Goal ▸ Omit images. Retype all entries verbatim.

• • • • • • •

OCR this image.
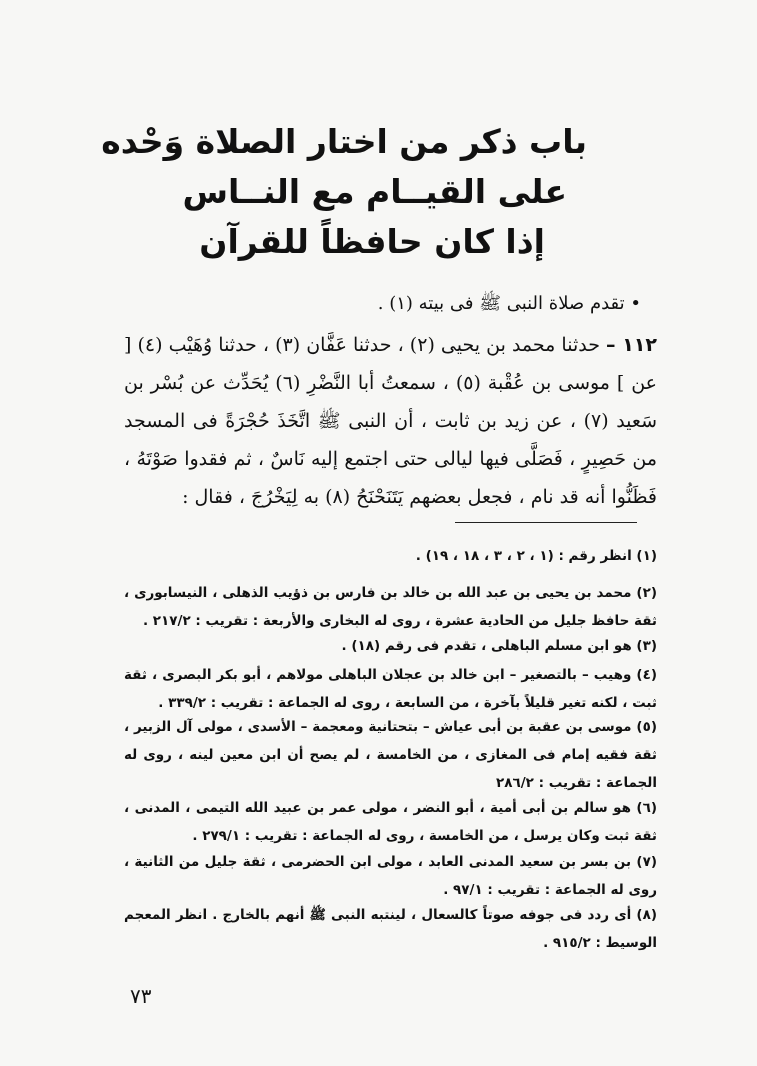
باب ذكر من اختار الصلاة وَحْده
على القيــام مع النــاس
إذا كان حافظاً للقرآن
• تقدم صلاة النبى ﷺ فى بيته (١) .

١١٢ – حدثنا محمد بن يحيى (٢) ، حدثنا عَفَّان (٣) ، حدثنا وُهَيْب (٤) [ عن ] موسى بن عُقْبة (٥) ، سمعتُ أبا النَّضْرِ (٦) يُحَدِّث عن بُسْر بن سَعيد (٧) ، عن زيد بن ثابت ، أن النبى ﷺ اتَّخَذَ حُجْرَةً فى المسجد من حَصِيرٍ ، فَصَلَّى فيها ليالى حتى اجتمع إليه نَاسٌ ، ثم فقدوا صَوْتَهُ ، فَظَنُّوا أنه قد نام ، فجعل بعضهم يَتَنَحْنَحُ (٨) به لِيَخْرُجَ ، فقال :

(١) انظر رقم : (١ ، ٢ ، ٣ ، ١٨ ، ١٩) .

(٢) محمد بن يحيى بن عبد الله بن خالد بن فارس بن ذؤيب الذهلى ، النيسابورى ، ثقة حافظ جليل من الحادية عشرة ، روى له البخارى والأربعة : تقريب : ٢١٧/٢ .

(٣) هو ابن مسلم الباهلى ، تقدم فى رقم (١٨) .

(٤) وهيب – بالتصغير – ابن خالد بن عجلان الباهلى مولاهم ، أبو بكر البصرى ، ثقة ثبت ، لكنه تغير قليلاً بآخرة ، من السابعة ، روى له الجماعة : تقريب : ٣٣٩/٢ .

(٥) موسى بن عقبة بن أبى عياش – بتحتانية ومعجمة – الأسدى ، مولى آل الزبير ، ثقة فقيه إمام فى المغازى ، من الخامسة ، لم يصح أن ابن معين لينه ، روى له الجماعة : تقريب : ٢٨٦/٢

(٦) هو سالم بن أبى أمية ، أبو النضر ، مولى عمر بن عبيد الله التيمى ، المدنى ، ثقة ثبت وكان يرسل ، من الخامسة ، روى له الجماعة : تقريب : ٢٧٩/١ .

(٧) بن بسر بن سعيد المدنى العابد ، مولى ابن الحضرمى ، ثقة جليل من الثانية ، روى له الجماعة : تقريب : ٩٧/١ .

(٨) أى ردد فى جوفه صوتاً كالسعال ، لينتبه النبى ﷺ أنهم بالخارج . انظر المعجم الوسيط : ٩١٥/٢ .

٧٣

• • • • • • •

Complete answer ▸
OCR this image.
باب ذكر من اختار الصلاة وَحْده
على القيــام مع النــاس
إذا كان حافظاً للقرآن
• تقدم صلاة النبى ﷺ فى بيته (١) .

١١٢ – حدثنا محمد بن يحيى (٢) ، حدثنا عَفَّان (٣) ، حدثنا وُهَيْب (٤) [ عن ] موسى بن عُقْبة (٥) ، سمعتُ أبا النَّضْرِ (٦) يُحَدِّث عن بُسْر بن سَعيد (٧) ، عن زيد بن ثابت ، أن النبى ﷺ اتَّخَذَ حُجْرَةً فى المسجد من حَصِيرٍ ، فَصَلَّى فيها ليالى حتى اجتمع إليه نَاسٌ ، ثم فقدوا صَوْتَهُ ، فَظَنُّوا أنه قد نام ، فجعل بعضهم يَتَنَحْنَحُ (٨) به لِيَخْرُجَ ، فقال :

(١) انظر رقم : (١ ، ٢ ، ٣ ، ١٨ ، ١٩) .

(٢) محمد بن يحيى بن عبد الله بن خالد بن فارس بن ذؤيب الذهلى ، النيسابورى ، ثقة حافظ جليل من الحادية عشرة ، روى له البخارى والأربعة : تقريب : ٢١٧/٢ .

(٣) هو ابن مسلم الباهلى ، تقدم فى رقم (١٨) .

(٤) وهيب – بالتصغير – ابن خالد بن عجلان الباهلى مولاهم ، أبو بكر البصرى ، ثقة ثبت ، لكنه تغير قليلاً بآخرة ، من السابعة ، روى له الجماعة : تقريب : ٣٣٩/٢ .

(٥) موسى بن عقبة بن أبى عياش – بتحتانية ومعجمة – الأسدى ، مولى آل الزبير ، ثقة فقيه إمام فى المغازى ، من الخامسة ، لم يصح أن ابن معين لينه ، روى له الجماعة : تقريب : ٢٨٦/٢

(٦) هو سالم بن أبى أمية ، أبو النضر ، مولى عمر بن عبيد الله التيمى ، المدنى ، ثقة ثبت وكان يرسل ، من الخامسة ، روى له الجماعة : تقريب : ٢٧٩/١ .

(٧) بن بسر بن سعيد المدنى العابد ، مولى ابن الحضرمى ، ثقة جليل من الثانية ، روى له الجماعة : تقريب : ٩٧/١ .

(٨) أى ردد فى جوفه صوتاً كالسعال ، لينتبه النبى ﷺ أنهم بالخارج . انظر المعجم الوسيط : ٩١٥/٢ .

٧٣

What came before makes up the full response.